Short task -
Bring together all lines of the material below that contain the string "marker".

Figure record listings
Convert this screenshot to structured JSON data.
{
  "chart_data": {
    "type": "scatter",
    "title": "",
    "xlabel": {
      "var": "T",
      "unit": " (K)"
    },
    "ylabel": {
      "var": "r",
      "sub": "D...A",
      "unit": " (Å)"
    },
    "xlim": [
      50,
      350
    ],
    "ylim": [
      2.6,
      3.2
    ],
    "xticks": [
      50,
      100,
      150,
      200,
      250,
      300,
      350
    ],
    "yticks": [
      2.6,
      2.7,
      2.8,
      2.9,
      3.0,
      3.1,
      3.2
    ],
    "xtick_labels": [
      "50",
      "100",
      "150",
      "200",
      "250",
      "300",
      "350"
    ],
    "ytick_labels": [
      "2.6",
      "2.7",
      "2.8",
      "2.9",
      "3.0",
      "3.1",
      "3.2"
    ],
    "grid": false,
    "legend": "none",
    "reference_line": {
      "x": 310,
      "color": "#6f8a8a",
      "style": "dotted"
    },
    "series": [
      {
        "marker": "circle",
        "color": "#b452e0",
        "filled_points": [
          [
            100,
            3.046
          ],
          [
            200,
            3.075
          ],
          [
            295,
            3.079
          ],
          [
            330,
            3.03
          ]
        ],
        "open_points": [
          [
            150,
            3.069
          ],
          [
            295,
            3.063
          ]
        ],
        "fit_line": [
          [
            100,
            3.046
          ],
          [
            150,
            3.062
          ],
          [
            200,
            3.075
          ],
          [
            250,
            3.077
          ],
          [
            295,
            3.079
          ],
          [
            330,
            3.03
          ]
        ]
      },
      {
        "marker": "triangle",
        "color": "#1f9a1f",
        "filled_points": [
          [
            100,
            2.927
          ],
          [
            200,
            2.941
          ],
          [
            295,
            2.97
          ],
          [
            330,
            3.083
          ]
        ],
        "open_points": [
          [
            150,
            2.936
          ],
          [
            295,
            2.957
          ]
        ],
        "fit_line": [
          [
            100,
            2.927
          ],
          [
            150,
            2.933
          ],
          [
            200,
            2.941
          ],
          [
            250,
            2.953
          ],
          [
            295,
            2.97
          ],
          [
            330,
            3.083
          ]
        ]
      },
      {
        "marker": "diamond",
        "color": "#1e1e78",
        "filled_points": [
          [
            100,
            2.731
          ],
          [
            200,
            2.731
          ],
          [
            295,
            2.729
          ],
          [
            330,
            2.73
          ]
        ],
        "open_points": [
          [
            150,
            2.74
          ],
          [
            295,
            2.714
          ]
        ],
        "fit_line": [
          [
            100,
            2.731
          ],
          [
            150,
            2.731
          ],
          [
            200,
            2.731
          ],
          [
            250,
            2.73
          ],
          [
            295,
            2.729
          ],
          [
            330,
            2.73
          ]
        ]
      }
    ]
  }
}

Solution to the problem -
        "marker": "circle",
        "marker": "triangle",
        "marker": "diamond",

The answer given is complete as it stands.